_Aim of the exercise_
Below are entries. Pull out all lines containing "axis".

Start of Provided data

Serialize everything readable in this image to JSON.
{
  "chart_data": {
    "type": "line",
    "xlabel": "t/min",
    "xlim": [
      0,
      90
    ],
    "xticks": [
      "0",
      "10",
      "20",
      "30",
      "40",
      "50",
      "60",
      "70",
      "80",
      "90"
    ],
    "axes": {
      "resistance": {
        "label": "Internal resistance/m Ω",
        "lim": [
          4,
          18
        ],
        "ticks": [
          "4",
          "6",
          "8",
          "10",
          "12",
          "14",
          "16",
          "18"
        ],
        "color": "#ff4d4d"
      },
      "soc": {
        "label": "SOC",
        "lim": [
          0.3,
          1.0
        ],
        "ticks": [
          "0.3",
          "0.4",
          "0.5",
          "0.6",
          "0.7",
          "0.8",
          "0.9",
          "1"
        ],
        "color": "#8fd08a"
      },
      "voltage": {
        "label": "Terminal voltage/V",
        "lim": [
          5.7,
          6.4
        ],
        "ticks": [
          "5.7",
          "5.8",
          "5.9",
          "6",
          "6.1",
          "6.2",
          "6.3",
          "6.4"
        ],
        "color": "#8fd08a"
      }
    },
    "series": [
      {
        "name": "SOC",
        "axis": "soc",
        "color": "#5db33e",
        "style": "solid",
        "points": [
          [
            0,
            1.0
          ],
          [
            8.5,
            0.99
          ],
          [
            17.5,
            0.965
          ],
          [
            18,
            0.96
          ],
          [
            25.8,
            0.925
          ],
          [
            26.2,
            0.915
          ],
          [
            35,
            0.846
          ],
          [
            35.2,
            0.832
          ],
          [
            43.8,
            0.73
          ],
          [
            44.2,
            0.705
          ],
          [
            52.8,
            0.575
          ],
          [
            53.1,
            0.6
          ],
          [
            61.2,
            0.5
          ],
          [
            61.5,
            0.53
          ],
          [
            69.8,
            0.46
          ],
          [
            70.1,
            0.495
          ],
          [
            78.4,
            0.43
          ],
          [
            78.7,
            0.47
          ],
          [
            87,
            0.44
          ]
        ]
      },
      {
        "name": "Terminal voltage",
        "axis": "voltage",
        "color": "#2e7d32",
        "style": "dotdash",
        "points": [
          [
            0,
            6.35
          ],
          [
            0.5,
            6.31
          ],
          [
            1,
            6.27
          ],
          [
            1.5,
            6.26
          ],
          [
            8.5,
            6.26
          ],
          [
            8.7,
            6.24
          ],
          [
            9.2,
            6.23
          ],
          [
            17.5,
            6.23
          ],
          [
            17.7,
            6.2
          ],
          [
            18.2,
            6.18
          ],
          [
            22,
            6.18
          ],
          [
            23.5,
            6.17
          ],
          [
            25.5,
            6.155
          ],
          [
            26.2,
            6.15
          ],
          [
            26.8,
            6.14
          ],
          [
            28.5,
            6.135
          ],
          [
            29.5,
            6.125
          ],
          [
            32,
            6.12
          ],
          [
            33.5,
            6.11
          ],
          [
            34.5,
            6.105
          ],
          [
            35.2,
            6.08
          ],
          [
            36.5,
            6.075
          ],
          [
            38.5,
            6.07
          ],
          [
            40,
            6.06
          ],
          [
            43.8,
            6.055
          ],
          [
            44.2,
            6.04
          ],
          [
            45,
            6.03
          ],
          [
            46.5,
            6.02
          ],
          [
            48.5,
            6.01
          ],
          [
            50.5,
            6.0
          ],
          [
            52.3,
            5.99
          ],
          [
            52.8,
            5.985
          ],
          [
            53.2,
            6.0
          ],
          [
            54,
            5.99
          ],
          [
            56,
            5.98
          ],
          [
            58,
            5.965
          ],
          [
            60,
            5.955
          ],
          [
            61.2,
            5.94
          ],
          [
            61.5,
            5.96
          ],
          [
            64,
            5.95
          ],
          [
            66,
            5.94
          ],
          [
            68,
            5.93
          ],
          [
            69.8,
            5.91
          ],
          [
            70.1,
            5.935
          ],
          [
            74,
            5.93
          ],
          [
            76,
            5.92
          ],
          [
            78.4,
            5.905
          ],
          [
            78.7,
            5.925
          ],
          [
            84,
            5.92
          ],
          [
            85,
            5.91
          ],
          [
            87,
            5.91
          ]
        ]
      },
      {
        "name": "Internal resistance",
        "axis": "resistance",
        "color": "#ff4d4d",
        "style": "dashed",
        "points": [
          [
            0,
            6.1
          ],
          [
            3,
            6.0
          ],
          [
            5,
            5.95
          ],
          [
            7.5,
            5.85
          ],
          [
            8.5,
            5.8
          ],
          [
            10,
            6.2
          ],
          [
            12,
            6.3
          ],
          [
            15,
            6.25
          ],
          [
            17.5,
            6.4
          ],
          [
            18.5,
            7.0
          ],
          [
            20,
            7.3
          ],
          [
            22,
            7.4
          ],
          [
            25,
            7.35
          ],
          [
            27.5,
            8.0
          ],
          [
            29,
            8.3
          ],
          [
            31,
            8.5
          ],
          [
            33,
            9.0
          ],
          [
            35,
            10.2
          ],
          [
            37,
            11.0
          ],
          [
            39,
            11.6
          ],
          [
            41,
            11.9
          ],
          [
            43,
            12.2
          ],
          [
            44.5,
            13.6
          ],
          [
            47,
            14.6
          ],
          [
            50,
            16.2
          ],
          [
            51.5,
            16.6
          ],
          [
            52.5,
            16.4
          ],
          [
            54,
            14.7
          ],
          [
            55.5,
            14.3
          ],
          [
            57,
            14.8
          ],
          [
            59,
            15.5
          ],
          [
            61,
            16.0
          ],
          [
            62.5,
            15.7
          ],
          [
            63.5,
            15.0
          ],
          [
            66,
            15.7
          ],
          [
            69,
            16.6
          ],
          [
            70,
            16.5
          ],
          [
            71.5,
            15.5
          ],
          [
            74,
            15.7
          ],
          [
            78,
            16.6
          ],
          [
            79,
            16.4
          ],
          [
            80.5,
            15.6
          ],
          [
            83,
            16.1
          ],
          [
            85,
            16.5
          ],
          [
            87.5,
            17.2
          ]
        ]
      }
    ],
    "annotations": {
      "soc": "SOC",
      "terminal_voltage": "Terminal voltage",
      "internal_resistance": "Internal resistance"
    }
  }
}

End of Provided data

_Result for this exercise_
        "axis": "soc",
        "axis": "voltage",
        "axis": "resistance",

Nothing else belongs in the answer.